**TASK PROMPT**: Rewrite every one of the records below with each "legend-label" changed to "legend-entry" and nothing else altered, and leave the pictures out of your answer.

[BEGIN DATASET]

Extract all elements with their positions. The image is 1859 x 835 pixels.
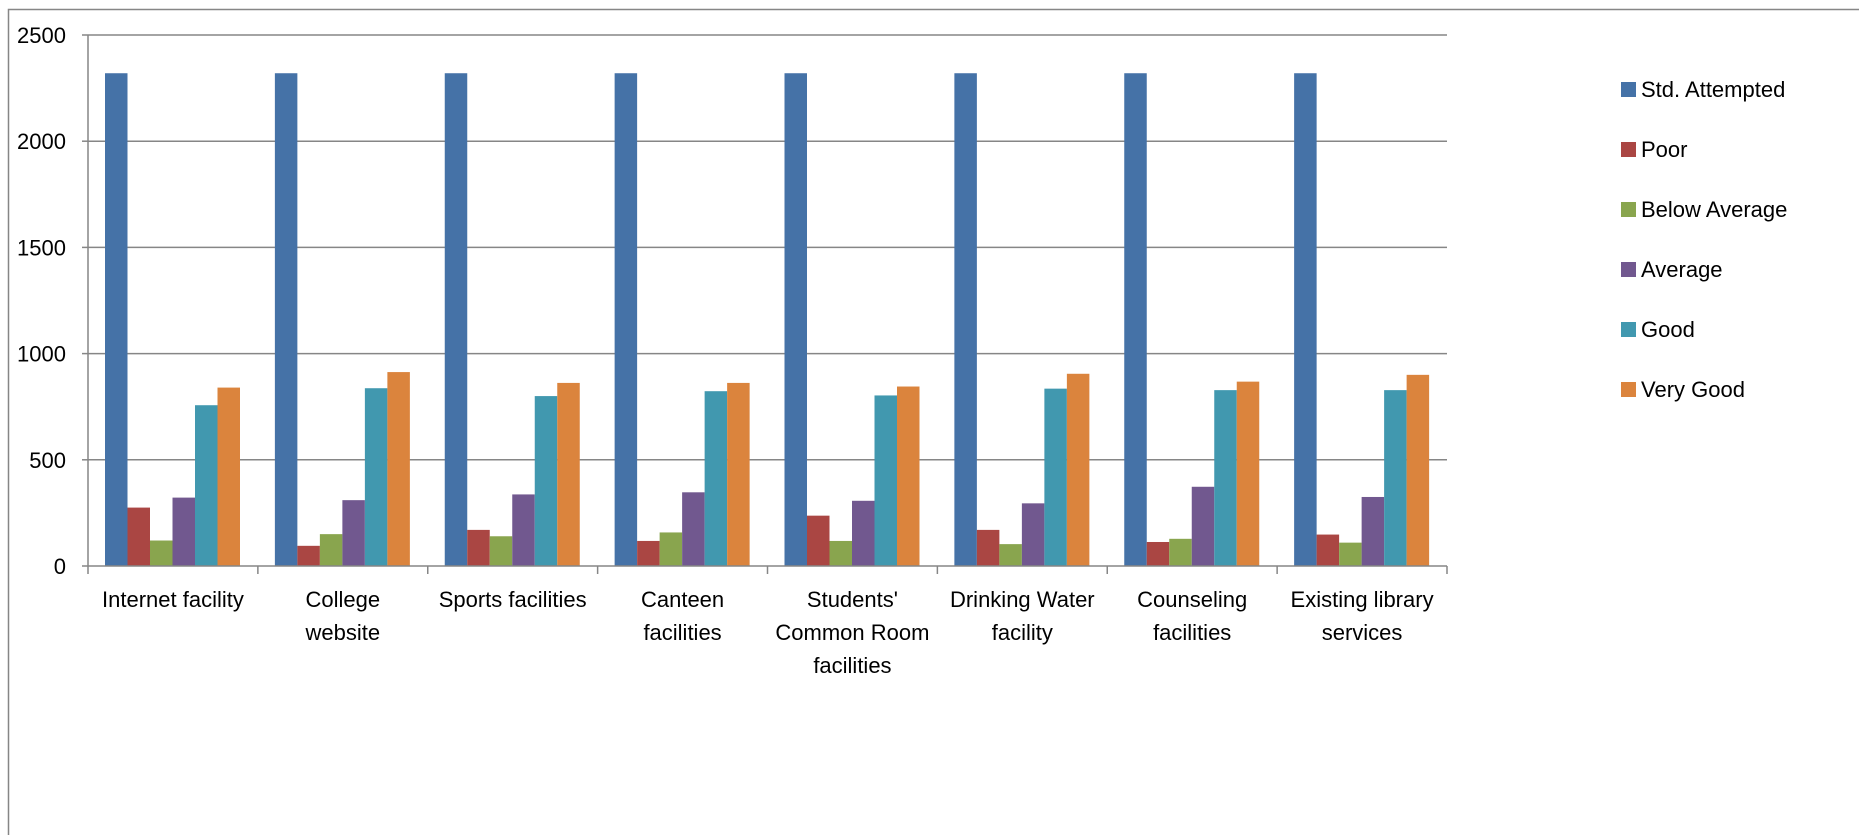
x-tick-label: Common Room xyxy=(775,620,929,645)
x-tick-label: Sports facilities xyxy=(439,587,587,612)
bar xyxy=(1169,538,1192,566)
gridlines xyxy=(88,34,1447,461)
bar xyxy=(682,492,705,566)
x-tick-label: facilities xyxy=(813,653,891,678)
x-tick-label: Canteen xyxy=(641,587,724,612)
legend-label: Below Average xyxy=(1641,197,1787,222)
bar xyxy=(897,386,920,566)
bar xyxy=(704,391,728,566)
legend-swatch xyxy=(1621,382,1636,397)
y-tick-label: 2000 xyxy=(17,129,66,154)
y-axis-ticks: 0 500 1000 1500 2000 2500 xyxy=(17,23,66,579)
legend-label: Very Good xyxy=(1641,377,1745,402)
bar xyxy=(807,515,830,566)
y-tick-label: 0 xyxy=(54,554,66,579)
legend-label: Std. Attempted xyxy=(1641,77,1785,102)
bar xyxy=(874,395,897,566)
x-tick-label: facilities xyxy=(643,620,721,645)
bar xyxy=(727,382,750,566)
bar xyxy=(637,540,660,566)
bar xyxy=(512,494,535,566)
x-tick-label: Students' xyxy=(807,587,898,612)
bar xyxy=(364,388,388,566)
bar xyxy=(852,500,875,566)
bar xyxy=(297,545,320,566)
y-tick-label: 1000 xyxy=(17,342,66,367)
bar xyxy=(467,529,490,566)
bar xyxy=(342,500,365,566)
axes xyxy=(82,34,1448,574)
bar xyxy=(1066,373,1090,566)
legend-swatch xyxy=(1621,262,1636,277)
legend-swatch xyxy=(1621,142,1636,157)
bar xyxy=(557,382,580,566)
bar xyxy=(1214,390,1237,566)
bar xyxy=(195,405,218,566)
bar xyxy=(127,507,150,566)
bar xyxy=(659,532,683,566)
bar xyxy=(1294,73,1317,567)
bar xyxy=(976,529,1000,566)
bar xyxy=(1146,541,1170,566)
x-tick-label: services xyxy=(1322,620,1403,645)
legend-label: Good xyxy=(1641,317,1695,342)
bar xyxy=(1406,374,1430,566)
bar xyxy=(1124,73,1147,567)
x-axis-labels: Internet facility College website Sports fa… xyxy=(102,587,1434,678)
bar xyxy=(489,536,513,566)
bars xyxy=(105,73,1430,567)
x-tick-label: website xyxy=(305,620,381,645)
x-tick-label: Counseling xyxy=(1137,587,1247,612)
legend-swatch xyxy=(1621,202,1636,217)
x-tick-label: facilities xyxy=(1153,620,1231,645)
legend-label: Poor xyxy=(1641,137,1687,162)
chart-border xyxy=(7,8,1859,835)
x-tick-label: Internet facility xyxy=(102,587,244,612)
y-tick-label: 500 xyxy=(29,448,66,473)
bar xyxy=(387,372,410,566)
bar xyxy=(1021,503,1045,566)
legend-swatch xyxy=(1621,82,1636,97)
bar xyxy=(614,73,638,567)
legend: Std. Attempted Poor Below Average Average Go… xyxy=(1621,77,1787,402)
legend-swatch xyxy=(1621,322,1636,337)
bar xyxy=(217,387,240,566)
bar xyxy=(105,73,128,567)
bar xyxy=(534,396,558,566)
x-tick-label: Existing library xyxy=(1291,587,1434,612)
bar xyxy=(1361,496,1385,566)
bar xyxy=(172,497,195,566)
bar xyxy=(319,534,343,566)
legend-label: Average xyxy=(1641,257,1723,282)
bar xyxy=(1236,381,1260,566)
x-tick-label: Drinking Water xyxy=(950,587,1095,612)
bar xyxy=(829,540,852,566)
bar xyxy=(274,73,298,567)
bar xyxy=(784,73,807,567)
bar xyxy=(954,73,977,567)
bar xyxy=(1316,534,1340,566)
y-tick-label: 2500 xyxy=(17,23,66,48)
y-tick-label: 1500 xyxy=(17,235,66,260)
bar xyxy=(1191,486,1215,566)
x-tick-label: College xyxy=(306,587,381,612)
bar xyxy=(1339,542,1362,566)
bar xyxy=(1044,388,1067,566)
x-tick-label: facility xyxy=(992,620,1053,645)
bar xyxy=(150,540,173,566)
bar xyxy=(1384,390,1407,566)
bar xyxy=(444,73,468,567)
bar xyxy=(999,544,1022,566)
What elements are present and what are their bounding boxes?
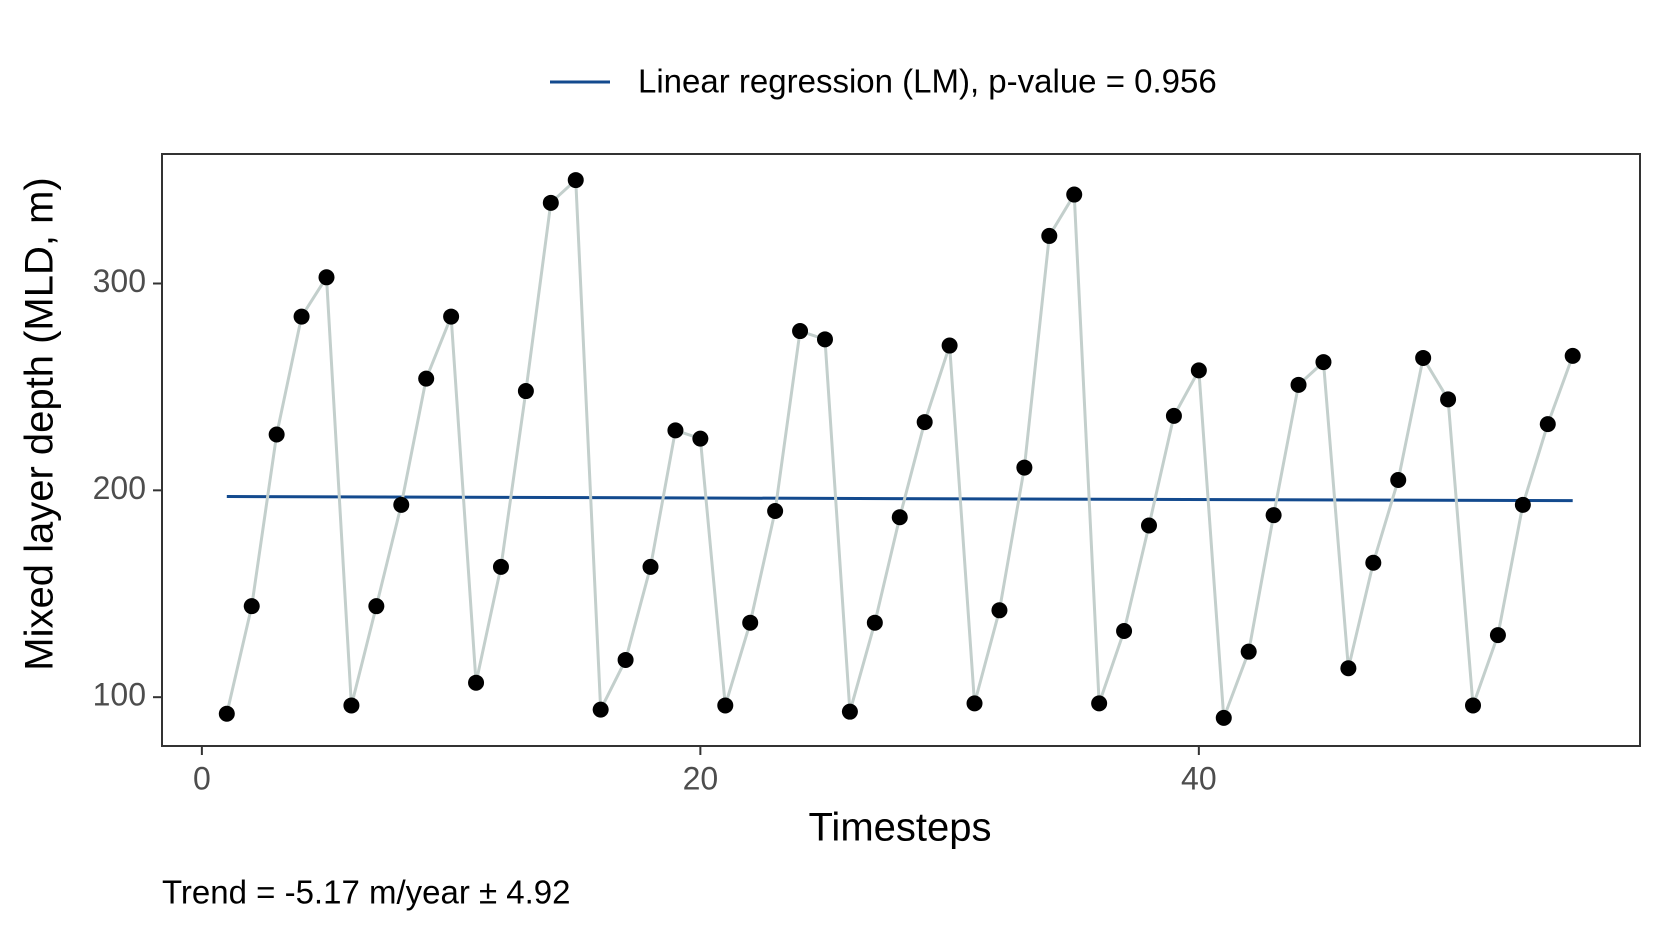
data-point — [1415, 349, 1432, 366]
x-tick-label: 20 — [683, 760, 719, 796]
data-point — [1489, 627, 1506, 644]
data-point — [1215, 709, 1232, 726]
data-point — [1564, 347, 1581, 364]
data-point — [1265, 507, 1282, 524]
data-point — [1066, 186, 1083, 203]
data-point — [642, 558, 659, 575]
data-point — [517, 383, 534, 400]
data-point — [368, 598, 385, 615]
data-point — [468, 674, 485, 691]
data-point — [293, 308, 310, 325]
data-point — [1116, 622, 1133, 639]
data-point — [268, 426, 285, 443]
data-point — [1190, 362, 1207, 379]
x-tick-label: 40 — [1181, 760, 1217, 796]
x-tick-label: 0 — [193, 760, 211, 796]
plot-border — [161, 153, 1641, 747]
data-point — [1140, 517, 1157, 534]
data-point — [792, 323, 809, 340]
data-point — [393, 496, 410, 513]
data-point — [1514, 496, 1531, 513]
data-point — [717, 697, 734, 714]
data-point — [567, 172, 584, 189]
data-point — [841, 703, 858, 720]
data-point — [742, 614, 759, 631]
y-tick-label: 300 — [93, 263, 146, 299]
data-point — [443, 308, 460, 325]
data-point — [1016, 459, 1033, 476]
data-point — [592, 701, 609, 718]
data-point — [617, 651, 634, 668]
annotation: Trend = -5.17 m/year ± 4.92 — [162, 874, 571, 911]
data-point — [318, 269, 335, 286]
data-point — [1165, 407, 1182, 424]
data-point — [866, 614, 883, 631]
data-point — [1315, 354, 1332, 371]
data-point — [1465, 697, 1482, 714]
data-point — [991, 602, 1008, 619]
data-point — [492, 558, 509, 575]
data-point — [692, 430, 709, 447]
series-line — [225, 176, 1575, 719]
data-point — [1240, 643, 1257, 660]
data-point — [1091, 695, 1108, 712]
data-point — [1340, 660, 1357, 677]
data-point — [343, 697, 360, 714]
data-point — [941, 337, 958, 354]
data-point — [891, 509, 908, 526]
y-axis-title: Mixed layer depth (MLD, m) — [18, 177, 62, 670]
data-point — [542, 194, 559, 211]
data-point — [1290, 376, 1307, 393]
data-point — [1440, 391, 1457, 408]
data-point — [418, 370, 435, 387]
y-tick-label: 100 — [93, 677, 146, 713]
x-axis-title: Timesteps — [808, 806, 991, 850]
legend-label: Linear regression (LM), p-value = 0.956 — [638, 63, 1217, 100]
data-point — [218, 705, 235, 722]
data-point — [1539, 416, 1556, 433]
data-point — [1041, 227, 1058, 244]
regression-line — [226, 495, 1573, 503]
y-tick-label: 200 — [93, 470, 146, 506]
data-point — [1390, 471, 1407, 488]
data-point — [816, 331, 833, 348]
data-point — [767, 503, 784, 520]
data-point — [243, 598, 260, 615]
data-point — [667, 422, 684, 439]
data-point — [916, 414, 933, 431]
data-point — [1365, 554, 1382, 571]
data-point — [966, 695, 983, 712]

[END DATASET]

**EXERCISE OUTPUT**:
Extract all elements with their positions. The image is 1859 x 835 pixels.
x-tick-label: Common Room xyxy=(775,620,929,645)
x-tick-label: Sports facilities xyxy=(439,587,587,612)
bar xyxy=(1169,538,1192,566)
gridlines xyxy=(88,34,1447,461)
bar xyxy=(682,492,705,566)
x-tick-label: facilities xyxy=(813,653,891,678)
x-tick-label: Canteen xyxy=(641,587,724,612)
legend-entry: Below Average xyxy=(1641,197,1787,222)
bar xyxy=(897,386,920,566)
bar xyxy=(704,391,728,566)
legend-swatch xyxy=(1621,382,1636,397)
y-tick-label: 2000 xyxy=(17,129,66,154)
y-axis-ticks: 0 500 1000 1500 2000 2500 xyxy=(17,23,66,579)
legend-entry: Very Good xyxy=(1641,377,1745,402)
bar xyxy=(807,515,830,566)
y-tick-label: 0 xyxy=(54,554,66,579)
legend-entry: Std. Attempted xyxy=(1641,77,1785,102)
bar xyxy=(874,395,897,566)
x-tick-label: facilities xyxy=(643,620,721,645)
bar xyxy=(727,382,750,566)
bar xyxy=(637,540,660,566)
bar xyxy=(512,494,535,566)
x-tick-label: Students' xyxy=(807,587,898,612)
bar xyxy=(364,388,388,566)
bar xyxy=(852,500,875,566)
bar xyxy=(297,545,320,566)
y-tick-label: 1000 xyxy=(17,342,66,367)
bar xyxy=(467,529,490,566)
bar xyxy=(342,500,365,566)
axes xyxy=(82,34,1448,574)
bar xyxy=(1066,373,1090,566)
legend-swatch xyxy=(1621,262,1636,277)
legend-swatch xyxy=(1621,142,1636,157)
bar xyxy=(557,382,580,566)
bar xyxy=(1214,390,1237,566)
bar xyxy=(195,405,218,566)
bar xyxy=(127,507,150,566)
bar xyxy=(659,532,683,566)
bar xyxy=(1294,73,1317,567)
bar xyxy=(976,529,1000,566)
bar xyxy=(1146,541,1170,566)
x-tick-label: services xyxy=(1322,620,1403,645)
legend-entry: Good xyxy=(1641,317,1695,342)
bar xyxy=(1406,374,1430,566)
bar xyxy=(1124,73,1147,567)
x-axis-labels: Internet facility College website Sports fa… xyxy=(102,587,1434,678)
bar xyxy=(489,536,513,566)
bars xyxy=(105,73,1430,567)
x-tick-label: website xyxy=(305,620,381,645)
x-tick-label: Counseling xyxy=(1137,587,1247,612)
legend-swatch xyxy=(1621,202,1636,217)
x-tick-label: facilities xyxy=(1153,620,1231,645)
legend-entry: Poor xyxy=(1641,137,1687,162)
chart-border xyxy=(7,8,1859,835)
x-tick-label: Internet facility xyxy=(102,587,244,612)
y-tick-label: 500 xyxy=(29,448,66,473)
bar xyxy=(387,372,410,566)
bar xyxy=(1021,503,1045,566)
legend-swatch xyxy=(1621,82,1636,97)
bar xyxy=(614,73,638,567)
legend: Std. Attempted Poor Below Average Average Go… xyxy=(1621,77,1787,402)
legend-swatch xyxy=(1621,322,1636,337)
bar xyxy=(217,387,240,566)
bar xyxy=(105,73,128,567)
bar xyxy=(534,396,558,566)
x-tick-label: Existing library xyxy=(1291,587,1434,612)
bar xyxy=(1361,496,1385,566)
bar xyxy=(172,497,195,566)
bar xyxy=(319,534,343,566)
legend-entry: Average xyxy=(1641,257,1723,282)
bar xyxy=(1236,381,1260,566)
x-tick-label: Drinking Water xyxy=(950,587,1095,612)
bar xyxy=(829,540,852,566)
bar xyxy=(274,73,298,567)
bar xyxy=(784,73,807,567)
bar xyxy=(954,73,977,567)
bar xyxy=(1316,534,1340,566)
y-tick-label: 2500 xyxy=(17,23,66,48)
y-tick-label: 1500 xyxy=(17,235,66,260)
bar xyxy=(1191,486,1215,566)
x-tick-label: College xyxy=(306,587,381,612)
bar xyxy=(1339,542,1362,566)
bar xyxy=(1044,388,1067,566)
x-tick-label: facility xyxy=(992,620,1053,645)
bar xyxy=(150,540,173,566)
bar xyxy=(1384,390,1407,566)
bar xyxy=(444,73,468,567)
bar xyxy=(999,544,1022,566)
What elements are present and what are their bounding boxes?
data-point — [1415, 349, 1432, 366]
x-tick-label: 20 — [683, 760, 719, 796]
data-point — [1489, 627, 1506, 644]
data-point — [1215, 709, 1232, 726]
data-point — [1564, 347, 1581, 364]
data-point — [1265, 507, 1282, 524]
data-point — [1066, 186, 1083, 203]
data-point — [642, 558, 659, 575]
data-point — [517, 383, 534, 400]
data-point — [368, 598, 385, 615]
data-point — [468, 674, 485, 691]
data-point — [293, 308, 310, 325]
data-point — [1116, 622, 1133, 639]
data-point — [268, 426, 285, 443]
data-point — [1190, 362, 1207, 379]
x-tick-label: 40 — [1181, 760, 1217, 796]
x-tick-label: 0 — [193, 760, 211, 796]
plot-border — [161, 153, 1641, 747]
data-point — [1140, 517, 1157, 534]
data-point — [792, 323, 809, 340]
data-point — [393, 496, 410, 513]
data-point — [1514, 496, 1531, 513]
data-point — [717, 697, 734, 714]
data-point — [567, 172, 584, 189]
data-point — [841, 703, 858, 720]
data-point — [742, 614, 759, 631]
y-tick-label: 300 — [93, 263, 146, 299]
data-point — [443, 308, 460, 325]
data-point — [1016, 459, 1033, 476]
data-point — [592, 701, 609, 718]
data-point — [617, 651, 634, 668]
annotation: Trend = -5.17 m/year ± 4.92 — [162, 874, 571, 911]
data-point — [318, 269, 335, 286]
data-point — [1165, 407, 1182, 424]
data-point — [866, 614, 883, 631]
data-point — [1315, 354, 1332, 371]
data-point — [1465, 697, 1482, 714]
data-point — [991, 602, 1008, 619]
data-point — [492, 558, 509, 575]
data-point — [692, 430, 709, 447]
series-line — [225, 176, 1575, 719]
data-point — [1240, 643, 1257, 660]
data-point — [1091, 695, 1108, 712]
data-point — [1340, 660, 1357, 677]
data-point — [343, 697, 360, 714]
data-point — [941, 337, 958, 354]
data-point — [891, 509, 908, 526]
y-axis-title: Mixed layer depth (MLD, m) — [18, 177, 62, 670]
data-point — [542, 194, 559, 211]
data-point — [1290, 376, 1307, 393]
data-point — [1440, 391, 1457, 408]
data-point — [418, 370, 435, 387]
y-tick-label: 100 — [93, 677, 146, 713]
x-axis-title: Timesteps — [808, 806, 991, 850]
legend-entry: Linear regression (LM), p-value = 0.956 — [638, 63, 1217, 100]
data-point — [218, 705, 235, 722]
data-point — [1539, 416, 1556, 433]
data-point — [1041, 227, 1058, 244]
regression-line — [226, 495, 1573, 503]
y-tick-label: 200 — [93, 470, 146, 506]
data-point — [1390, 471, 1407, 488]
data-point — [816, 331, 833, 348]
data-point — [767, 503, 784, 520]
data-point — [243, 598, 260, 615]
data-point — [667, 422, 684, 439]
data-point — [916, 414, 933, 431]
data-point — [1365, 554, 1382, 571]
data-point — [966, 695, 983, 712]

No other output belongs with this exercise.